[Recorded data]
■ ■ ■

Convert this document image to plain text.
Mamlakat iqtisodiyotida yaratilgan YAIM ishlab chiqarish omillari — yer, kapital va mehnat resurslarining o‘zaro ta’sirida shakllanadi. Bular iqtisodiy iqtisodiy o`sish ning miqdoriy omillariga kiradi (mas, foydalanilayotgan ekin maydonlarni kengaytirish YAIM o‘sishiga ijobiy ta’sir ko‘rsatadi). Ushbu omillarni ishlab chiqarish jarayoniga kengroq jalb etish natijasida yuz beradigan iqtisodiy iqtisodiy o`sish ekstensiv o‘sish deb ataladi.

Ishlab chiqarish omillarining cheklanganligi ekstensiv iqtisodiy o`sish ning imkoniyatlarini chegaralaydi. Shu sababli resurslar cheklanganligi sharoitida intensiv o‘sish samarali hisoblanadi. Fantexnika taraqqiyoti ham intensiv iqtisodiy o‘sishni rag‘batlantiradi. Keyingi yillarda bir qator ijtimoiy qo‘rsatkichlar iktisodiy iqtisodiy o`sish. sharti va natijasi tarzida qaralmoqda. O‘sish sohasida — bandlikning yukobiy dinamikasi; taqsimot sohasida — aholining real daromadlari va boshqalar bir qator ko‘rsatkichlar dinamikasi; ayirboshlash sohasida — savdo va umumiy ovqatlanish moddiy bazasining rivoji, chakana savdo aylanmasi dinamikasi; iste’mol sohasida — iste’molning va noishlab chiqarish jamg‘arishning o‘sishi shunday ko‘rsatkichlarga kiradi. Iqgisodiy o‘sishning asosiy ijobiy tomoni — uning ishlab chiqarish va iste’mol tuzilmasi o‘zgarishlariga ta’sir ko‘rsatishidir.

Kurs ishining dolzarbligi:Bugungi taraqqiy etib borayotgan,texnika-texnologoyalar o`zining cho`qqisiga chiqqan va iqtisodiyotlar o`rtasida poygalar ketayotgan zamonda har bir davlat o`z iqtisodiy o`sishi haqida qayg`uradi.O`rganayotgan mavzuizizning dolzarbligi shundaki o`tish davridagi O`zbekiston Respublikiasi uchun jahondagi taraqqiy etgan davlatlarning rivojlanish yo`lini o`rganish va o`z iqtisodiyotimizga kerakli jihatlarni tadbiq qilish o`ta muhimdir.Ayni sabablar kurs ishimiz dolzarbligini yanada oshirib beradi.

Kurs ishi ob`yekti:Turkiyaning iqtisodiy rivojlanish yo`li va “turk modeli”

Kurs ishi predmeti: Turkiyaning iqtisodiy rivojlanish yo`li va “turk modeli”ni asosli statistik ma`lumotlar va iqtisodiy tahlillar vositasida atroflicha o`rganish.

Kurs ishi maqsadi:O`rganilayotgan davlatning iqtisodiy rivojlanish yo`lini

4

■ ■ ■

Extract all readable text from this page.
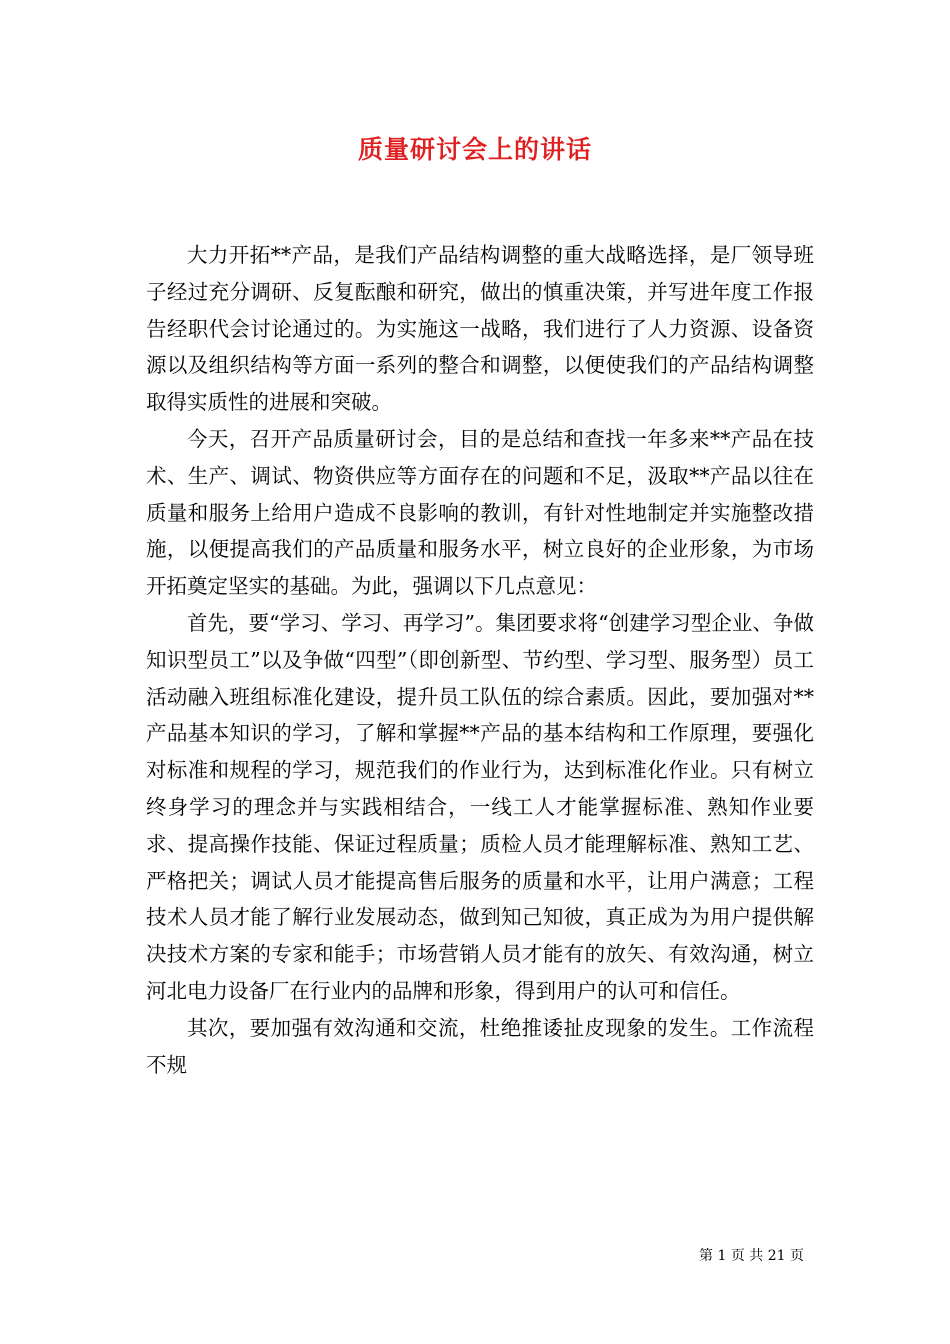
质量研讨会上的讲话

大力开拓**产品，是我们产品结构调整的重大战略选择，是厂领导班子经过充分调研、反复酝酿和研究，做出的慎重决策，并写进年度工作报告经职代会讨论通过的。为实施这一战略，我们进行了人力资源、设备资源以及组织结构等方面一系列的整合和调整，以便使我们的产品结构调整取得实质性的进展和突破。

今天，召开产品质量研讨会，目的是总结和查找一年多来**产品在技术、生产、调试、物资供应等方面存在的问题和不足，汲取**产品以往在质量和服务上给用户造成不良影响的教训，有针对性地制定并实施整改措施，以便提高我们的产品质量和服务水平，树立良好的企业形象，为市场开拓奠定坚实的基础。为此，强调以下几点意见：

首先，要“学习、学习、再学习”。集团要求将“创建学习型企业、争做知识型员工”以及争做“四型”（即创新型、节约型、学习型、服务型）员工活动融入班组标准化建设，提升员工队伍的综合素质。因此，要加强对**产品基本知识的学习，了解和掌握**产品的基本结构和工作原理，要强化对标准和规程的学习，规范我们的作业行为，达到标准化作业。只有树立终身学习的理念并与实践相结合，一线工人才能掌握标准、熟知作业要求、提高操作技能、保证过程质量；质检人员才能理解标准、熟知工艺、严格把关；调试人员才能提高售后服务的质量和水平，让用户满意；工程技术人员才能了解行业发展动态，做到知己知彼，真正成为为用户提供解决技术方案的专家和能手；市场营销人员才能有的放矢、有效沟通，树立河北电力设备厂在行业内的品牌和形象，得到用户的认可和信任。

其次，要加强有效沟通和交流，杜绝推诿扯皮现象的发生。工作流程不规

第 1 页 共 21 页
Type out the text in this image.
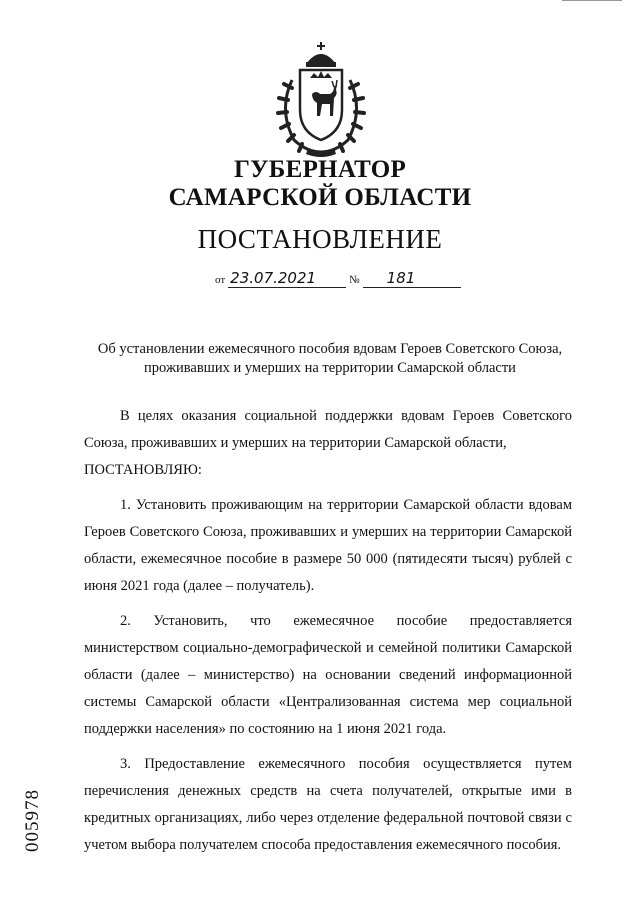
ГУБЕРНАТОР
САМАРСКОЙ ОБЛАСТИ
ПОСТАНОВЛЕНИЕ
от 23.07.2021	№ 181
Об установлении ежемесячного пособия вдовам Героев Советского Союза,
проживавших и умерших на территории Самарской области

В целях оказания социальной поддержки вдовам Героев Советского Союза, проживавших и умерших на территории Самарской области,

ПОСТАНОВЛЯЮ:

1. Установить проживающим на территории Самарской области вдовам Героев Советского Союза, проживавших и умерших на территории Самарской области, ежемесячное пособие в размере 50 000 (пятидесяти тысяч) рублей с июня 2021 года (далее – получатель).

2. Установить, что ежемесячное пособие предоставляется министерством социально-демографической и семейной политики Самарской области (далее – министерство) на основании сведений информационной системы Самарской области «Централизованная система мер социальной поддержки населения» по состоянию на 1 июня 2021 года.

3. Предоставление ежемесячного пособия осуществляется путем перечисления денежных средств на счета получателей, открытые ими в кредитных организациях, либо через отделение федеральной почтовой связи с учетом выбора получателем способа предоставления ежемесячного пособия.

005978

■ ■ ■

Job: Pull out all lines from the entries above that include the word "turk".

Task answer:
Kurs ishi ob`yekti:Turkiyaning iqtisodiy rivojlanish yo`li va “turk modeli”
Kurs ishi predmeti: Turkiyaning iqtisodiy rivojlanish yo`li va “turk modeli”ni asosli statistik ma`lumotlar va iqtisodiy tahlillar vositasida atroflicha o`rganish.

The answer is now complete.